(Stored data)
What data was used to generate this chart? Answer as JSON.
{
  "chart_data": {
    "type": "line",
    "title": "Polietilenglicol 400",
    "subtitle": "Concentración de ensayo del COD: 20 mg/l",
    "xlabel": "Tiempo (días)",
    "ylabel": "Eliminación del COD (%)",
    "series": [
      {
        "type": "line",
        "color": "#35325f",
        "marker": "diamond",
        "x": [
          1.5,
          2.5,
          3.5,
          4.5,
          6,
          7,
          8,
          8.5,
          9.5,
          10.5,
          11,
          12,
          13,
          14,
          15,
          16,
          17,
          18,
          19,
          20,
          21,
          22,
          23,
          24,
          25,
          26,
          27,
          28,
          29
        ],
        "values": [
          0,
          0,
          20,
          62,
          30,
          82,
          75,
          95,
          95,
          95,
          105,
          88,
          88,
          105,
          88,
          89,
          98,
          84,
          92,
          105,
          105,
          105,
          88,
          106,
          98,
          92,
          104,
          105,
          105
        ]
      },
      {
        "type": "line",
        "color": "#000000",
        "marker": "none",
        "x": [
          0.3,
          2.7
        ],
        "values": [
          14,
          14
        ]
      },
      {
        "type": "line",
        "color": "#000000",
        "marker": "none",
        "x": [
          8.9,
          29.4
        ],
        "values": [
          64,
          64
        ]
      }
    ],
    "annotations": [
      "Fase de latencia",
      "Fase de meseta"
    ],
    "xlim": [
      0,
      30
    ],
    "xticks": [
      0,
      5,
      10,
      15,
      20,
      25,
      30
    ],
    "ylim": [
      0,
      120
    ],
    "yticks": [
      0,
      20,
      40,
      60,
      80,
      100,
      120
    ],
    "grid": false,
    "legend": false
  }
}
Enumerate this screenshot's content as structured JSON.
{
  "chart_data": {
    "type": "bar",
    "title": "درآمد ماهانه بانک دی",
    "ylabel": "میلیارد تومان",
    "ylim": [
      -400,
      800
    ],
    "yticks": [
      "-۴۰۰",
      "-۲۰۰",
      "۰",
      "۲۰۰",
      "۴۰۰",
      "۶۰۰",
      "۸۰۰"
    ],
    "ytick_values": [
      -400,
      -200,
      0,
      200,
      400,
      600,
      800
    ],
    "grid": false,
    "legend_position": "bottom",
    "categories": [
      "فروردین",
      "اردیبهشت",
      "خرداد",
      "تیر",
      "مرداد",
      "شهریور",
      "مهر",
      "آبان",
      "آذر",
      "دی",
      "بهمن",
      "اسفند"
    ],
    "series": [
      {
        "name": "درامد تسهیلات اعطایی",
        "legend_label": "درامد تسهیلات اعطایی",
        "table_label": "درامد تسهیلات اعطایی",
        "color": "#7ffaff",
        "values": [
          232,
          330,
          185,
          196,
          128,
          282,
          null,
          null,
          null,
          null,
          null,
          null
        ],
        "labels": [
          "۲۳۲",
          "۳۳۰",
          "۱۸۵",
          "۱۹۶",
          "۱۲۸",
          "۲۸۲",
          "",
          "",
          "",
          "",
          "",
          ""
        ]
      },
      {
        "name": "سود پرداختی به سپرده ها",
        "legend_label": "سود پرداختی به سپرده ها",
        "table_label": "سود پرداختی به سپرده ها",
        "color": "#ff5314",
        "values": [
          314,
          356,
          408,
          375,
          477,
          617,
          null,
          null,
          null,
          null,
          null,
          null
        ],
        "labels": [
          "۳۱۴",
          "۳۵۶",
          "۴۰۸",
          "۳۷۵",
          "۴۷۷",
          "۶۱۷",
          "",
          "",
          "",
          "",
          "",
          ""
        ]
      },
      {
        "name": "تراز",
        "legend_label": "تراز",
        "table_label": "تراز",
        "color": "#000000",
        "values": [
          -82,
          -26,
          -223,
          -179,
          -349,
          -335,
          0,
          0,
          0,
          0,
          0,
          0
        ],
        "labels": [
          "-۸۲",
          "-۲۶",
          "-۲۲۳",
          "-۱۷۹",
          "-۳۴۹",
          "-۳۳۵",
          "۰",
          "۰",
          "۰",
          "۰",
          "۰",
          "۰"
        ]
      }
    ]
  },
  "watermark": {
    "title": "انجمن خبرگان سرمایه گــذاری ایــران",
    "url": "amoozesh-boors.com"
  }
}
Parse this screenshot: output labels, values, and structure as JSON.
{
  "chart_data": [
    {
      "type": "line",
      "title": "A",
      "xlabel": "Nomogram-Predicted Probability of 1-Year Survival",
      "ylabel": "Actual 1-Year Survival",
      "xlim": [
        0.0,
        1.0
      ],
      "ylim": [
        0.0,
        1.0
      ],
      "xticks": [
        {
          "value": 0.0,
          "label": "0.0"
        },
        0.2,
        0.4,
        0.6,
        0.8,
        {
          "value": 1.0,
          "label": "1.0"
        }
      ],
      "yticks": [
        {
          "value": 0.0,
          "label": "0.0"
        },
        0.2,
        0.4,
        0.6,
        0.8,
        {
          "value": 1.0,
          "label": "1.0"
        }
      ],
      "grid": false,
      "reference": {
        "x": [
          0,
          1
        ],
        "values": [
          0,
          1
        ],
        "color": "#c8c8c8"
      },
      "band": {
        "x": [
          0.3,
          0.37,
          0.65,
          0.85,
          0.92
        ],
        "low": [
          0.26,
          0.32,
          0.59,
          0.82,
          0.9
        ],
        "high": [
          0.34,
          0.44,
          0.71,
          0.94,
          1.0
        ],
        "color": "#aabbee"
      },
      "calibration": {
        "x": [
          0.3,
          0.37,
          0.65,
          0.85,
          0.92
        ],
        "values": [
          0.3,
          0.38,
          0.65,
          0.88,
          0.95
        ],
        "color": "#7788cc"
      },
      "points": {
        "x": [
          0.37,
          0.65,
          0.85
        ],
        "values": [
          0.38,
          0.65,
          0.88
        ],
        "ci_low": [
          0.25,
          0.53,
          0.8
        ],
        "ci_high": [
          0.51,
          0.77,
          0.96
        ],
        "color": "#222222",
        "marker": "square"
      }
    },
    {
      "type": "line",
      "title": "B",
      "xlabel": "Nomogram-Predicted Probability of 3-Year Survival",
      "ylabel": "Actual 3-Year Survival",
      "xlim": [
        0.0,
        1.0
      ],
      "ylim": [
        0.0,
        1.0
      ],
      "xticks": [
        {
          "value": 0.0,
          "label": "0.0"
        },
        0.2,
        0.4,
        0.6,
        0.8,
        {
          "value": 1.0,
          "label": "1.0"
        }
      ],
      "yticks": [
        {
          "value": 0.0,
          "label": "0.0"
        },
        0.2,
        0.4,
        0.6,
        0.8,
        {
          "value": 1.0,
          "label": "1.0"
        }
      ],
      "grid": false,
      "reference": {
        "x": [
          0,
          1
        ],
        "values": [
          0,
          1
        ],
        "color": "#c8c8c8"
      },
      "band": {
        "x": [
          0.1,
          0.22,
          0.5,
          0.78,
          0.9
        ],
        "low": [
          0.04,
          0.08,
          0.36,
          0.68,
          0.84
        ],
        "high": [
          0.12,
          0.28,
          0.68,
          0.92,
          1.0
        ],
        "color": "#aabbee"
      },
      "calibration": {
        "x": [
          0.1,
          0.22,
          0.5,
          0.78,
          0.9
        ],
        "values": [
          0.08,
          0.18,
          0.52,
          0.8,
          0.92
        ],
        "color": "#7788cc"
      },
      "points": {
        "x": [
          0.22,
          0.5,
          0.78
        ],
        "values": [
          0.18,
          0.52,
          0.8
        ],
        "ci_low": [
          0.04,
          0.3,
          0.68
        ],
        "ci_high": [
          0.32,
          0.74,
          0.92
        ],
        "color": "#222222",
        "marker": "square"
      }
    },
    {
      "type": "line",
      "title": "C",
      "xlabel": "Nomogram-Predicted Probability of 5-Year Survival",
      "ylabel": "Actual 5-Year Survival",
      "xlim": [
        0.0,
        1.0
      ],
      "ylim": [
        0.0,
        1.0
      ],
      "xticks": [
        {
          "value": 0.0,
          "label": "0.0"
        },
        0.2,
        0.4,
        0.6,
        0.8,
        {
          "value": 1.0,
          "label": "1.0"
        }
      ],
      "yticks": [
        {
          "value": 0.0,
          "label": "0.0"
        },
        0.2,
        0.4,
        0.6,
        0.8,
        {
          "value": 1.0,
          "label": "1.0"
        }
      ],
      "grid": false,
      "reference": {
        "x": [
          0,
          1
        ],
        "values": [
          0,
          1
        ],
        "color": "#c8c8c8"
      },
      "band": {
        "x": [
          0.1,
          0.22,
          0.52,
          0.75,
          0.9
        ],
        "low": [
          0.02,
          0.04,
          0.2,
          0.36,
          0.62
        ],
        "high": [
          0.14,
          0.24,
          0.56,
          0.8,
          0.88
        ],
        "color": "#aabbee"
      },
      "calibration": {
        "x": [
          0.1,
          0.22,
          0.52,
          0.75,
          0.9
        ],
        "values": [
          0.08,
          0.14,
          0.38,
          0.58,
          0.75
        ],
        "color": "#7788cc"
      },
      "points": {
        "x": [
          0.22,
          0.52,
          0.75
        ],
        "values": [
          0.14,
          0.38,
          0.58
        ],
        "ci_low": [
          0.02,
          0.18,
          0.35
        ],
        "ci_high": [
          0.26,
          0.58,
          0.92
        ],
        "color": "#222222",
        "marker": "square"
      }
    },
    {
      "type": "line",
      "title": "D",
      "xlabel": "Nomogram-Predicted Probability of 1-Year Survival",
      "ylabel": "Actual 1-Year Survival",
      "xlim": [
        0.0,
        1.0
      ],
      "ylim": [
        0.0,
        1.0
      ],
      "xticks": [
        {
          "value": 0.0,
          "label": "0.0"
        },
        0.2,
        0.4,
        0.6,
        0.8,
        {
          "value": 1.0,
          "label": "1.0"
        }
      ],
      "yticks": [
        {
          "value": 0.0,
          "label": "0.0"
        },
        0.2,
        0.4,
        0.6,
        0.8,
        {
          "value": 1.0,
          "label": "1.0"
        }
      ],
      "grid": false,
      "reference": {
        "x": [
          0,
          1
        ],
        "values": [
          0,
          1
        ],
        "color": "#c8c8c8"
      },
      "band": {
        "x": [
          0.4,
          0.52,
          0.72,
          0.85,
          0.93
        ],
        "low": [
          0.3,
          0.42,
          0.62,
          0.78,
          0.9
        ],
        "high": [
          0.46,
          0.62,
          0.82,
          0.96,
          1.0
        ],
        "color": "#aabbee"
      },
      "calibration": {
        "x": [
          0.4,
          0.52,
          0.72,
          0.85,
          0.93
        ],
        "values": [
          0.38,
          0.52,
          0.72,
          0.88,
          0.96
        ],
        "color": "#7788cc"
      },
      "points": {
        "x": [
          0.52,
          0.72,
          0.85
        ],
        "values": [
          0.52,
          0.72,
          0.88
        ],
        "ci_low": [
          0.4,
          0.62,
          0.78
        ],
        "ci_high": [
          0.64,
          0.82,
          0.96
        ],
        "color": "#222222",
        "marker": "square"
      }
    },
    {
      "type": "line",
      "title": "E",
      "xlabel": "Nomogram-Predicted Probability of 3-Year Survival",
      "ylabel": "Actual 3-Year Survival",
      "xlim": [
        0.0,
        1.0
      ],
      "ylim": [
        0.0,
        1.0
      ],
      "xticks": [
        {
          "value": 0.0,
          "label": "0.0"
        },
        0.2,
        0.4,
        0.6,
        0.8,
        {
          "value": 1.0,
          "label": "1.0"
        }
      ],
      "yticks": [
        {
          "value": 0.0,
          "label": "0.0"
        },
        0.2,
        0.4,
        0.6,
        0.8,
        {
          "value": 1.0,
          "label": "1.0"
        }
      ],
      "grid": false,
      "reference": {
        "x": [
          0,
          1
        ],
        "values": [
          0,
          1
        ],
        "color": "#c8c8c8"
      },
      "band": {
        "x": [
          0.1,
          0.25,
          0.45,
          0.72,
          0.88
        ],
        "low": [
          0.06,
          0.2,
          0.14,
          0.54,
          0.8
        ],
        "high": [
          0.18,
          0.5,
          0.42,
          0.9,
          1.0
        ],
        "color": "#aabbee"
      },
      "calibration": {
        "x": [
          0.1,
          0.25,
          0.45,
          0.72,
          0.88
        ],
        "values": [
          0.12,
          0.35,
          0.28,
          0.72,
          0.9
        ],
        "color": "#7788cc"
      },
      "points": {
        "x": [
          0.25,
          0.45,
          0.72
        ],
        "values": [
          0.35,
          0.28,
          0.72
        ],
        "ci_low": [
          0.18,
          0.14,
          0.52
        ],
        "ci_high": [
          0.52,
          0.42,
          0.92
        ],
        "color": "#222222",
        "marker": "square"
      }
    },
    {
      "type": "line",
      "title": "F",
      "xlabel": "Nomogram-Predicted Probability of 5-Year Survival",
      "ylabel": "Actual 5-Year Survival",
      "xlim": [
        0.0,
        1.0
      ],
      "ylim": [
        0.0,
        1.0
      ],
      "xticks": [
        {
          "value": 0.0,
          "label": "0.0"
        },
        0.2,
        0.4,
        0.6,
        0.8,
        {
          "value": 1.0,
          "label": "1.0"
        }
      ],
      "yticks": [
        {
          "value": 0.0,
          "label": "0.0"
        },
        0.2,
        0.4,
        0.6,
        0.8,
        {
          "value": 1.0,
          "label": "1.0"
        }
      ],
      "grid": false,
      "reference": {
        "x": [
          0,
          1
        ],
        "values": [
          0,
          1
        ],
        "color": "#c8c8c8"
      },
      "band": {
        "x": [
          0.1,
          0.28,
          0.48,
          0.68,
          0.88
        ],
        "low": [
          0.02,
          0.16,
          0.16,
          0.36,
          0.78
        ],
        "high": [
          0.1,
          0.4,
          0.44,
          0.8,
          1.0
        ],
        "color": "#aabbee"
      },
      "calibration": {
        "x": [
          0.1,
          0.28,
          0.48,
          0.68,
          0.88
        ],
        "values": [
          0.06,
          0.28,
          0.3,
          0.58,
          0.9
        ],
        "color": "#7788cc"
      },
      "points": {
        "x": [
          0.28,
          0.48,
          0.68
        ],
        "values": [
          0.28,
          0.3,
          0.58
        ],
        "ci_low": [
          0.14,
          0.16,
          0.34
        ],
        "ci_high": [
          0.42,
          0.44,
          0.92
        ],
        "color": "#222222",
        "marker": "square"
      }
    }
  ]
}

- [Exercise goal]
Write out every line of the preceding listing that contains "name".

- [Complete response]
        "name": "درامد تسهیلات اعطایی",
        "name": "سود پرداختی به سپرده ها",
        "name": "تراز",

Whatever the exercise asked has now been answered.